Task prompt.
Leave out any picture and return the remaining listing below exactly as given.

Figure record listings
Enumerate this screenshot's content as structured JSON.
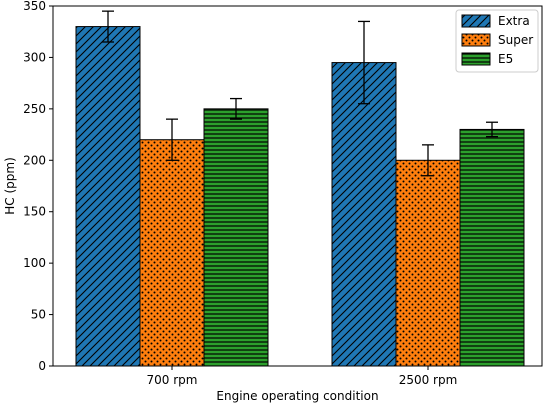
{
  "chart_data": {
    "type": "bar",
    "categories": [
      "700 rpm",
      "2500 rpm"
    ],
    "series": [
      {
        "name": "Extra",
        "values": [
          330,
          295
        ],
        "errors": [
          15,
          40
        ],
        "color": "#1f77b4",
        "hatch": "diagonal"
      },
      {
        "name": "Super",
        "values": [
          220,
          200
        ],
        "errors": [
          20,
          15
        ],
        "color": "#ff7f0e",
        "hatch": "dots"
      },
      {
        "name": "E5",
        "values": [
          250,
          230
        ],
        "errors": [
          10,
          7
        ],
        "color": "#2ca02c",
        "hatch": "horizontal"
      }
    ],
    "xlabel": "Engine operating condition",
    "ylabel": "HC (ppm)",
    "ylim": [
      0,
      350
    ],
    "yticks": [
      0,
      50,
      100,
      150,
      200,
      250,
      300,
      350
    ],
    "legend_position": "top-right",
    "grid": false
  }
}
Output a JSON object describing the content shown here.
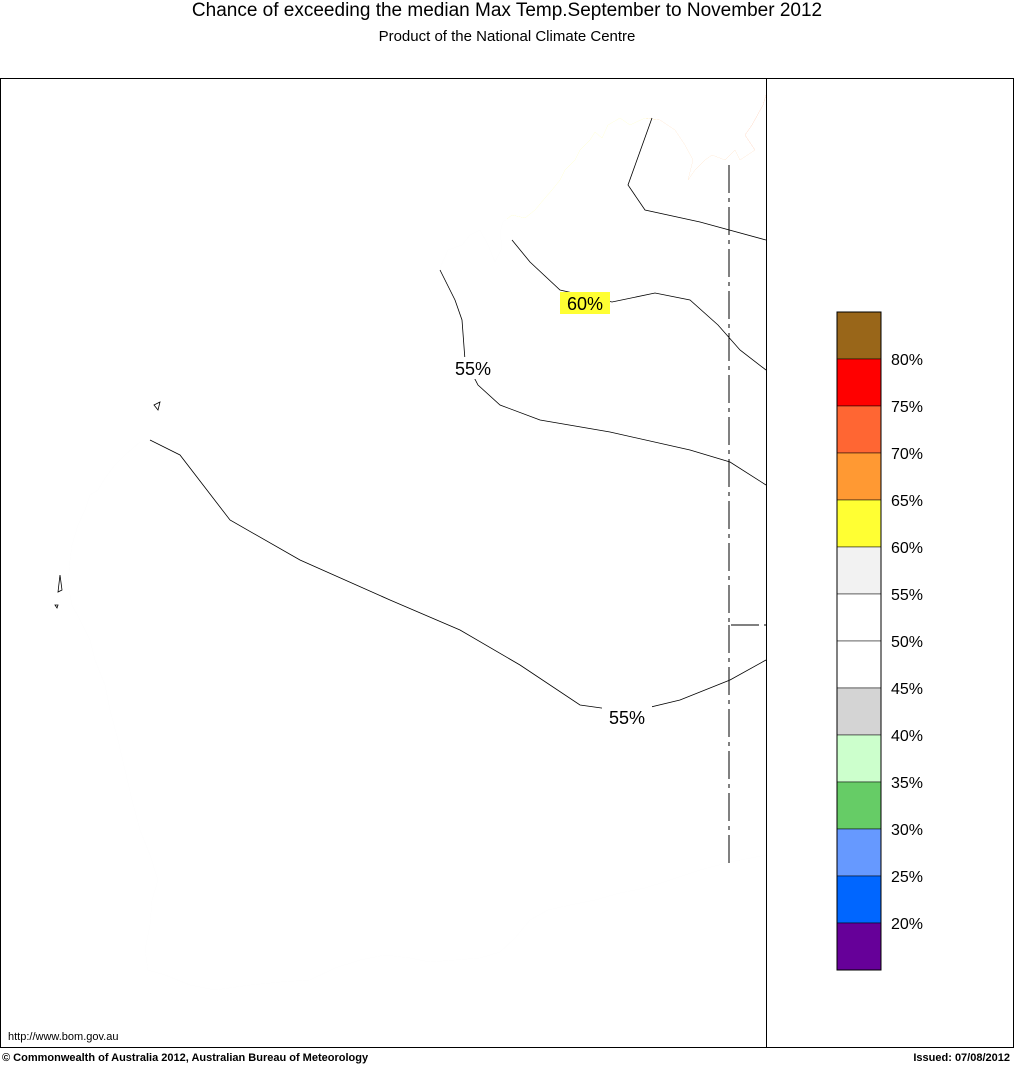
{
  "header": {
    "title": "Chance of exceeding the median Max Temp.September to November 2012",
    "subtitle": "Product of the National Climate Centre"
  },
  "map": {
    "contour_labels": [
      "60%",
      "55%",
      "55%"
    ],
    "region_colors": {
      "land_50_55": "#ffffff",
      "land_55_60": "#f2f2f2",
      "land_60_65": "#ffff33",
      "land_65_70": "#ff9933",
      "land_70_75": "#ff6633"
    }
  },
  "legend": {
    "swatches": [
      {
        "color": "#996619"
      },
      {
        "color": "#ff0000"
      },
      {
        "color": "#ff6633"
      },
      {
        "color": "#ff9933"
      },
      {
        "color": "#ffff33"
      },
      {
        "color": "#f2f2f2"
      },
      {
        "color": "#ffffff"
      },
      {
        "color": "#ffffff"
      },
      {
        "color": "#d4d4d4"
      },
      {
        "color": "#ccffcc"
      },
      {
        "color": "#66cc66"
      },
      {
        "color": "#6699ff"
      },
      {
        "color": "#0066ff"
      },
      {
        "color": "#660099"
      }
    ],
    "labels": [
      "80%",
      "75%",
      "70%",
      "65%",
      "60%",
      "55%",
      "50%",
      "45%",
      "40%",
      "35%",
      "30%",
      "25%",
      "20%"
    ]
  },
  "footer": {
    "url": "http://www.bom.gov.au",
    "copyright": "© Commonwealth of Australia 2012, Australian Bureau of Meteorology",
    "issued": "Issued: 07/08/2012"
  }
}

Answer in full.
Enumerate this screenshot's content as structured JSON.
{
  "chart_data": {
    "type": "bar",
    "categories": [
      "700 rpm",
      "2500 rpm"
    ],
    "series": [
      {
        "name": "Extra",
        "values": [
          330,
          295
        ],
        "errors": [
          15,
          40
        ],
        "color": "#1f77b4",
        "hatch": "diagonal"
      },
      {
        "name": "Super",
        "values": [
          220,
          200
        ],
        "errors": [
          20,
          15
        ],
        "color": "#ff7f0e",
        "hatch": "dots"
      },
      {
        "name": "E5",
        "values": [
          250,
          230
        ],
        "errors": [
          10,
          7
        ],
        "color": "#2ca02c",
        "hatch": "horizontal"
      }
    ],
    "xlabel": "Engine operating condition",
    "ylabel": "HC (ppm)",
    "ylim": [
      0,
      350
    ],
    "yticks": [
      0,
      50,
      100,
      150,
      200,
      250,
      300,
      350
    ],
    "legend_position": "top-right",
    "grid": false
  }
}
Output a JSON object describing the content shown here.
{
  "header": {
    "title": "Chance of exceeding the median Max Temp.September to November 2012",
    "subtitle": "Product of the National Climate Centre"
  },
  "map": {
    "contour_labels": [
      "60%",
      "55%",
      "55%"
    ],
    "region_colors": {
      "land_50_55": "#ffffff",
      "land_55_60": "#f2f2f2",
      "land_60_65": "#ffff33",
      "land_65_70": "#ff9933",
      "land_70_75": "#ff6633"
    }
  },
  "legend": {
    "swatches": [
      {
        "color": "#996619"
      },
      {
        "color": "#ff0000"
      },
      {
        "color": "#ff6633"
      },
      {
        "color": "#ff9933"
      },
      {
        "color": "#ffff33"
      },
      {
        "color": "#f2f2f2"
      },
      {
        "color": "#ffffff"
      },
      {
        "color": "#ffffff"
      },
      {
        "color": "#d4d4d4"
      },
      {
        "color": "#ccffcc"
      },
      {
        "color": "#66cc66"
      },
      {
        "color": "#6699ff"
      },
      {
        "color": "#0066ff"
      },
      {
        "color": "#660099"
      }
    ],
    "labels": [
      "80%",
      "75%",
      "70%",
      "65%",
      "60%",
      "55%",
      "50%",
      "45%",
      "40%",
      "35%",
      "30%",
      "25%",
      "20%"
    ]
  },
  "footer": {
    "url": "http://www.bom.gov.au",
    "copyright": "© Commonwealth of Australia 2012, Australian Bureau of Meteorology",
    "issued": "Issued: 07/08/2012"
  }
}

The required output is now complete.